Directive → In the data below, report each line that contains the string "number".

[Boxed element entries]
☆ ☆ ☆ ☆ ☆

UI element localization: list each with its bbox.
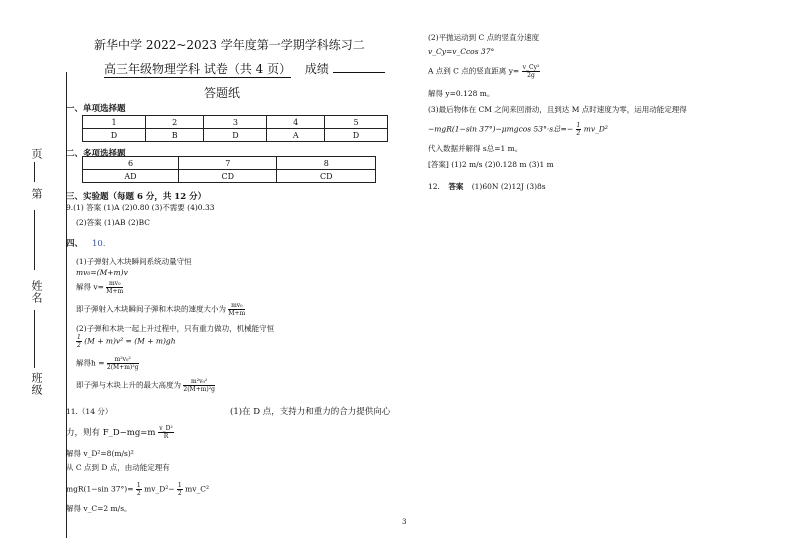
table-cell: D — [324, 129, 387, 142]
q11-a2 — [66, 425, 174, 440]
q11-b5: (3)最后物体在 CM 之间来回滑动，且到达 M 点时速度为零，运用动能定理得 — [428, 105, 687, 114]
section1-heading: 一、单项选择题 — [66, 104, 126, 114]
page-label-end: 页 — [30, 148, 43, 160]
exp-answer-2: (2)答案 (1)AB (2)BC — [76, 218, 150, 227]
q11-a6: 解得 v_C=2 m/s。 — [66, 504, 132, 513]
q11-b7: 代入数据并解得 s总=1 m。 — [428, 144, 523, 153]
score-label: 成绩 — [304, 62, 329, 76]
page-blank — [34, 162, 35, 182]
eq-prefix: A 点到 C 点的竖直距离 y= — [428, 66, 520, 76]
q12-label: 12. — [428, 182, 440, 191]
fraction-den: 2g — [527, 72, 535, 79]
page-blank-2 — [34, 210, 35, 270]
q10-p2-solution — [76, 356, 139, 371]
equation-rest: (M + m)v² = (M + m)gh — [84, 336, 176, 346]
fraction-num: 1 — [177, 482, 182, 489]
q10-p1-text — [76, 302, 245, 317]
exp-answer-1: 9.(1) 答案 (1)A (2)0.80 (3)不需要 (4)0.33 — [66, 203, 215, 212]
table-cell: D — [204, 129, 267, 142]
q10-p1-eq: mv₀=(M+m)v — [76, 268, 128, 277]
table-cell: B — [145, 129, 203, 142]
table-row — [83, 129, 388, 142]
q10-number: 10. — [91, 239, 106, 249]
fraction-den: 2(M+m)²g — [183, 386, 215, 393]
fraction — [183, 378, 215, 393]
table-cell: CD — [277, 170, 376, 183]
fraction-den: 2(M+m)²g — [106, 364, 139, 371]
table-row — [83, 170, 376, 183]
eq-end: mv_D² — [583, 124, 608, 134]
q11-a5 — [66, 482, 209, 497]
fraction — [136, 482, 142, 497]
single-choice-table — [82, 115, 388, 142]
q11-a3: 解得 v_D²=8(m/s)² — [66, 449, 134, 458]
solution-prefix: 解得 v= — [76, 282, 104, 292]
q10-p2: (2)子弹和木块一起上升过程中，只有重力做功，机械能守恒 — [76, 324, 275, 333]
table-cell: 7 — [179, 157, 277, 170]
q10-p1-solution — [76, 280, 123, 295]
eq-mid: mv_D²− — [144, 484, 175, 494]
paper-subtitle — [104, 60, 385, 78]
page-label: 第 — [30, 188, 43, 200]
fraction-den: M+m — [228, 310, 246, 317]
q12-line — [428, 181, 546, 192]
eq-end: mv_C² — [185, 484, 209, 494]
fraction-num: v_D² — [159, 425, 173, 432]
table-row — [83, 116, 388, 129]
fraction — [576, 122, 582, 137]
school-title: 新华中学 2022~2023 学年度第一学期学科练习二 — [94, 38, 365, 52]
table-cell: 4 — [267, 116, 325, 129]
q11-b4: 解得 y=0.128 m。 — [428, 89, 495, 98]
fraction — [106, 280, 123, 295]
q10-p2-eq — [76, 334, 176, 349]
fraction — [177, 482, 183, 497]
q11-b3 — [428, 64, 540, 79]
solution-prefix: 解得h = — [76, 358, 105, 368]
subtitle-text: 高三年级物理学科 试卷（共 4 页） — [104, 62, 292, 76]
table-cell: 5 — [324, 116, 387, 129]
multi-choice-table — [82, 156, 376, 183]
table-row — [83, 157, 376, 170]
q11-b1: (2)平抛运动到 C 点的竖直分速度 — [428, 33, 540, 42]
fraction-num: mv₀ — [106, 280, 123, 288]
fraction — [76, 334, 82, 349]
fraction-num: 1 — [136, 482, 141, 489]
name-blank — [34, 310, 35, 368]
fraction-den: M+m — [106, 288, 124, 295]
q11-b6 — [428, 122, 608, 137]
section2-heading: 二、多项选择题 — [66, 149, 126, 159]
text-prefix: 即子弹与木块上升的最大高度为 — [76, 380, 181, 390]
fraction-num: 1 — [576, 122, 581, 129]
page-number: 3 — [402, 518, 407, 526]
fraction-num: m²v₀² — [107, 356, 139, 364]
table-cell: AD — [83, 170, 179, 183]
fraction-den: 2 — [177, 490, 182, 497]
q11-a1: (1)在 D 点，支持力和重力的合力提供向心 — [230, 407, 391, 417]
table-cell: 2 — [145, 116, 203, 129]
eq-prefix: −mgR(1−sin 37°)−μmgcos 53°·s总=− — [428, 124, 574, 134]
q11-label: 11.（14 分） — [66, 407, 113, 416]
fraction — [228, 302, 245, 317]
q10-p1: (1)子弹射入木块瞬间系统动量守恒 — [76, 257, 192, 266]
table-cell: 3 — [204, 116, 267, 129]
answer-sheet-title: 答题纸 — [204, 86, 241, 100]
text-prefix: 即子弹射入木块瞬间子弹和木块的速度大小为 — [76, 304, 226, 314]
name-label: 姓名 — [30, 280, 43, 304]
fraction-den: R — [163, 433, 169, 440]
fraction — [107, 356, 139, 371]
fraction-den: 2 — [136, 490, 141, 497]
eq-prefix: 力，则有 F_D−mg=m — [66, 428, 156, 438]
fraction-num: m²v₀² — [183, 378, 215, 386]
fraction — [522, 64, 541, 79]
score-blank — [333, 61, 385, 73]
section4-label: 四、 — [66, 239, 84, 249]
fraction-num: 1 — [77, 334, 81, 341]
table-cell: 6 — [83, 157, 179, 170]
table-cell: 8 — [277, 157, 376, 170]
q12-answer-label: 答案 — [448, 182, 464, 191]
table-cell: 1 — [83, 116, 146, 129]
fraction-den: 2 — [77, 342, 81, 349]
fraction-num: mv₀ — [228, 302, 245, 310]
table-cell: CD — [179, 170, 277, 183]
table-cell: D — [83, 129, 146, 142]
fraction-den: 2 — [576, 130, 581, 137]
class-label: 班级 — [30, 372, 43, 396]
q12-answer-text: (1)60N (2)12J (3)8s — [471, 182, 546, 191]
section4-heading — [66, 237, 106, 249]
section3-heading: 三、实验题（每题 6 分，共 12 分） — [66, 192, 207, 202]
fraction-num: v_Cy² — [522, 64, 540, 71]
q11-b2: v_Cy=v_Ccos 37° — [428, 47, 495, 56]
fraction — [158, 425, 174, 440]
q11-a4: 从 C 点到 D 点，由动能定理有 — [66, 463, 170, 472]
q10-p2-text — [76, 378, 215, 393]
eq-prefix: mgR(1−sin 37°)= — [66, 484, 134, 494]
q11-b8: [答案] (1)2 m/s (2)0.128 m (3)1 m — [428, 160, 554, 169]
table-cell: A — [267, 129, 325, 142]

☆ ☆ ☆ ☆ ☆

Written reply →
q10-number: 10. — [91, 239, 106, 249]
page-number: 3 — [402, 518, 407, 526]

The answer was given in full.